DATA IN THIS EXERCISE ->
★ ★ ★ ★

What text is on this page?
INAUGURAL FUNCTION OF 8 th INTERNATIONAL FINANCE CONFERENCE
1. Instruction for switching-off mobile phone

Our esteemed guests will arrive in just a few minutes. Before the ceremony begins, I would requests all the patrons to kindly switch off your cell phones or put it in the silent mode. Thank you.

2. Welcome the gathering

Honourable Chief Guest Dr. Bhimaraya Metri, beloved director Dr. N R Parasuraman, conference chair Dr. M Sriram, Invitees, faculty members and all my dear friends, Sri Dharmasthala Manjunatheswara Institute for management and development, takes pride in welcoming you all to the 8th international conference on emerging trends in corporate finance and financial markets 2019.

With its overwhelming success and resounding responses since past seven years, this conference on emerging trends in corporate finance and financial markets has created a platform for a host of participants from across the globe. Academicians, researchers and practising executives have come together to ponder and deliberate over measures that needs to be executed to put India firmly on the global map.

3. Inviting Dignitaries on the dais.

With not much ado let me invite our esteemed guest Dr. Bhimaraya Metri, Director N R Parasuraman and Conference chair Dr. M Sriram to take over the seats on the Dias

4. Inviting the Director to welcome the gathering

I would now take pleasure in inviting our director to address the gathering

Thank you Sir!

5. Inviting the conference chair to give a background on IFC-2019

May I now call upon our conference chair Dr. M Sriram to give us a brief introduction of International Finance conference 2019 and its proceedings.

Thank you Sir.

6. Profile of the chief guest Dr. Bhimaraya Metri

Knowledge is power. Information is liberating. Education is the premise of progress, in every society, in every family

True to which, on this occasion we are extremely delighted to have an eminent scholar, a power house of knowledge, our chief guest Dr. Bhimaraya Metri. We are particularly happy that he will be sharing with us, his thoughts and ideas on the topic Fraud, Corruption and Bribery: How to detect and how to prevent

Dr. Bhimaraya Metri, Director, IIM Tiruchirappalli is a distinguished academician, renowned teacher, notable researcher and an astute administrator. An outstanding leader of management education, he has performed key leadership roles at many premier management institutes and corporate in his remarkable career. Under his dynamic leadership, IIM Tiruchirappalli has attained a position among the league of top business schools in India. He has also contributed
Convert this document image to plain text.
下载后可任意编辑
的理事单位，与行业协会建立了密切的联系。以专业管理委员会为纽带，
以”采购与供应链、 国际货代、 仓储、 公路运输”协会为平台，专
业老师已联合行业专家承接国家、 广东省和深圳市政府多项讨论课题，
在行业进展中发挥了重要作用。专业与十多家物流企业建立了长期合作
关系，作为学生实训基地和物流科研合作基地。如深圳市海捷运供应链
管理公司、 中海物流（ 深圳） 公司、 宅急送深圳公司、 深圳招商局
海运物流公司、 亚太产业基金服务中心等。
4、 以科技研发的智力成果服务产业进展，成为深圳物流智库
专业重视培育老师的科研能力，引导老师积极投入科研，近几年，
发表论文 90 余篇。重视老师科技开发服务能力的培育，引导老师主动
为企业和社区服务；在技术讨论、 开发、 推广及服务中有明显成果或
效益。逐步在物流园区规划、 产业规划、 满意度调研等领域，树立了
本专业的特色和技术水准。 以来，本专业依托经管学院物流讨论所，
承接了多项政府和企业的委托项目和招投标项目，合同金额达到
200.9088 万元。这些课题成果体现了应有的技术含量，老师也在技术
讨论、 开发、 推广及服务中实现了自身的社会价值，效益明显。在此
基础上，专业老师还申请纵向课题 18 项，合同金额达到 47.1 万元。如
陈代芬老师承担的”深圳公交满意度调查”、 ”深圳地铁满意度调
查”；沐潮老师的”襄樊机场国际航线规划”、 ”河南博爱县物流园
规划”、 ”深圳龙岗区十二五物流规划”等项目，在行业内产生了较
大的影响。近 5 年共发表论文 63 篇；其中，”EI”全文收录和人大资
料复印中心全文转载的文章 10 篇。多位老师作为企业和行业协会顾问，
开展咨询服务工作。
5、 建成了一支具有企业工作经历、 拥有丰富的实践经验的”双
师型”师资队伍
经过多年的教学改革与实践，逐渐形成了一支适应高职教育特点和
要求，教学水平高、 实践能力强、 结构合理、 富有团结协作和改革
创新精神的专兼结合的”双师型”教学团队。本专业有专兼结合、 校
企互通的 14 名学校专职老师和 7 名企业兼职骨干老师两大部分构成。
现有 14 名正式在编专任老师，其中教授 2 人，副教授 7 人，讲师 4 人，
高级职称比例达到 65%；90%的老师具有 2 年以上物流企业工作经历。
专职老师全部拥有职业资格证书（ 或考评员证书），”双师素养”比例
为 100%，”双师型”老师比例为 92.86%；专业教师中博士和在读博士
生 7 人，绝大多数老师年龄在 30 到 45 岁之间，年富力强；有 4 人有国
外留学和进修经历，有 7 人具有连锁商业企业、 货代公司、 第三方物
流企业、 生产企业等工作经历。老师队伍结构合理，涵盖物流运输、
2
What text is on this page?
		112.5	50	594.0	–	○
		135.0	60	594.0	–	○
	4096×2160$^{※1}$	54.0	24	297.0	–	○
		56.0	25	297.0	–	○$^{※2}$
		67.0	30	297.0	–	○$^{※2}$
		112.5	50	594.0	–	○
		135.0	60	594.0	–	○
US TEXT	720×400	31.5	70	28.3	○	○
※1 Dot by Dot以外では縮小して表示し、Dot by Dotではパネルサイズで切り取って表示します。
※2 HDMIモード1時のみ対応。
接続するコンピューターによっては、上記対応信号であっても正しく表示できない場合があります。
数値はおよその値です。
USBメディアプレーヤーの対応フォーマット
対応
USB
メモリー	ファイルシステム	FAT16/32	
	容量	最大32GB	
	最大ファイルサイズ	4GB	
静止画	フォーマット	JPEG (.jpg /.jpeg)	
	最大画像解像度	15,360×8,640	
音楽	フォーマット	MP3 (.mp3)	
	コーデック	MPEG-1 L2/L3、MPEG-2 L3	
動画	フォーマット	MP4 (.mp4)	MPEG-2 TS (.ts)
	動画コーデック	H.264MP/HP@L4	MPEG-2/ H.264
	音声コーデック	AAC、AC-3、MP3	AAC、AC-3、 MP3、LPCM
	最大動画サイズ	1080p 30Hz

★ ★ ★ ★

WRITTEN REQUEST ->
Copy out the full material exactly as it appears.

THE OUTPUT ->
What text is on this page?
INAUGURAL FUNCTION OF 8 th INTERNATIONAL FINANCE CONFERENCE
1. Instruction for switching-off mobile phone

Our esteemed guests will arrive in just a few minutes. Before the ceremony begins, I would requests all the patrons to kindly switch off your cell phones or put it in the silent mode. Thank you.

2. Welcome the gathering

Honourable Chief Guest Dr. Bhimaraya Metri, beloved director Dr. N R Parasuraman, conference chair Dr. M Sriram, Invitees, faculty members and all my dear friends, Sri Dharmasthala Manjunatheswara Institute for management and development, takes pride in welcoming you all to the 8th international conference on emerging trends in corporate finance and financial markets 2019.

With its overwhelming success and resounding responses since past seven years, this conference on emerging trends in corporate finance and financial markets has created a platform for a host of participants from across the globe. Academicians, researchers and practising executives have come together to ponder and deliberate over measures that needs to be executed to put India firmly on the global map.

3. Inviting Dignitaries on the dais.

With not much ado let me invite our esteemed guest Dr. Bhimaraya Metri, Director N R Parasuraman and Conference chair Dr. M Sriram to take over the seats on the Dias

4. Inviting the Director to welcome the gathering

I would now take pleasure in inviting our director to address the gathering

Thank you Sir!

5. Inviting the conference chair to give a background on IFC-2019

May I now call upon our conference chair Dr. M Sriram to give us a brief introduction of International Finance conference 2019 and its proceedings.

Thank you Sir.

6. Profile of the chief guest Dr. Bhimaraya Metri

Knowledge is power. Information is liberating. Education is the premise of progress, in every society, in every family

True to which, on this occasion we are extremely delighted to have an eminent scholar, a power house of knowledge, our chief guest Dr. Bhimaraya Metri. We are particularly happy that he will be sharing with us, his thoughts and ideas on the topic Fraud, Corruption and Bribery: How to detect and how to prevent

Dr. Bhimaraya Metri, Director, IIM Tiruchirappalli is a distinguished academician, renowned teacher, notable researcher and an astute administrator. An outstanding leader of management education, he has performed key leadership roles at many premier management institutes and corporate in his remarkable career. Under his dynamic leadership, IIM Tiruchirappalli has attained a position among the league of top business schools in India. He has also contributed
Convert this document image to plain text.
下载后可任意编辑
的理事单位，与行业协会建立了密切的联系。以专业管理委员会为纽带，
以”采购与供应链、 国际货代、 仓储、 公路运输”协会为平台，专
业老师已联合行业专家承接国家、 广东省和深圳市政府多项讨论课题，
在行业进展中发挥了重要作用。专业与十多家物流企业建立了长期合作
关系，作为学生实训基地和物流科研合作基地。如深圳市海捷运供应链
管理公司、 中海物流（ 深圳） 公司、 宅急送深圳公司、 深圳招商局
海运物流公司、 亚太产业基金服务中心等。
4、 以科技研发的智力成果服务产业进展，成为深圳物流智库
专业重视培育老师的科研能力，引导老师积极投入科研，近几年，
发表论文 90 余篇。重视老师科技开发服务能力的培育，引导老师主动
为企业和社区服务；在技术讨论、 开发、 推广及服务中有明显成果或
效益。逐步在物流园区规划、 产业规划、 满意度调研等领域，树立了
本专业的特色和技术水准。 以来，本专业依托经管学院物流讨论所，
承接了多项政府和企业的委托项目和招投标项目，合同金额达到
200.9088 万元。这些课题成果体现了应有的技术含量，老师也在技术
讨论、 开发、 推广及服务中实现了自身的社会价值，效益明显。在此
基础上，专业老师还申请纵向课题 18 项，合同金额达到 47.1 万元。如
陈代芬老师承担的”深圳公交满意度调查”、 ”深圳地铁满意度调
查”；沐潮老师的”襄樊机场国际航线规划”、 ”河南博爱县物流园
规划”、 ”深圳龙岗区十二五物流规划”等项目，在行业内产生了较
大的影响。近 5 年共发表论文 63 篇；其中，”EI”全文收录和人大资
料复印中心全文转载的文章 10 篇。多位老师作为企业和行业协会顾问，
开展咨询服务工作。
5、 建成了一支具有企业工作经历、 拥有丰富的实践经验的”双
师型”师资队伍
经过多年的教学改革与实践，逐渐形成了一支适应高职教育特点和
要求，教学水平高、 实践能力强、 结构合理、 富有团结协作和改革
创新精神的专兼结合的”双师型”教学团队。本专业有专兼结合、 校
企互通的 14 名学校专职老师和 7 名企业兼职骨干老师两大部分构成。
现有 14 名正式在编专任老师，其中教授 2 人，副教授 7 人，讲师 4 人，
高级职称比例达到 65%；90%的老师具有 2 年以上物流企业工作经历。
专职老师全部拥有职业资格证书（ 或考评员证书），”双师素养”比例
为 100%，”双师型”老师比例为 92.86%；专业教师中博士和在读博士
生 7 人，绝大多数老师年龄在 30 到 45 岁之间，年富力强；有 4 人有国
外留学和进修经历，有 7 人具有连锁商业企业、 货代公司、 第三方物
流企业、 生产企业等工作经历。老师队伍结构合理，涵盖物流运输、
2
What text is on this page?
		112.5	50	594.0	–	○
		135.0	60	594.0	–	○
	4096×2160$^{※1}$	54.0	24	297.0	–	○
		56.0	25	297.0	–	○$^{※2}$
		67.0	30	297.0	–	○$^{※2}$
		112.5	50	594.0	–	○
		135.0	60	594.0	–	○
US TEXT	720×400	31.5	70	28.3	○	○
※1 Dot by Dot以外では縮小して表示し、Dot by Dotではパネルサイズで切り取って表示します。
※2 HDMIモード1時のみ対応。
接続するコンピューターによっては、上記対応信号であっても正しく表示できない場合があります。
数値はおよその値です。
USBメディアプレーヤーの対応フォーマット
対応
USB
メモリー	ファイルシステム	FAT16/32	
	容量	最大32GB	
	最大ファイルサイズ	4GB	
静止画	フォーマット	JPEG (.jpg /.jpeg)	
	最大画像解像度	15,360×8,640	
音楽	フォーマット	MP3 (.mp3)	
	コーデック	MPEG-1 L2/L3、MPEG-2 L3	
動画	フォーマット	MP4 (.mp4)	MPEG-2 TS (.ts)
	動画コーデック	H.264MP/HP@L4	MPEG-2/ H.264
	音声コーデック	AAC、AC-3、MP3	AAC、AC-3、 MP3、LPCM
	最大動画サイズ	1080p 30Hz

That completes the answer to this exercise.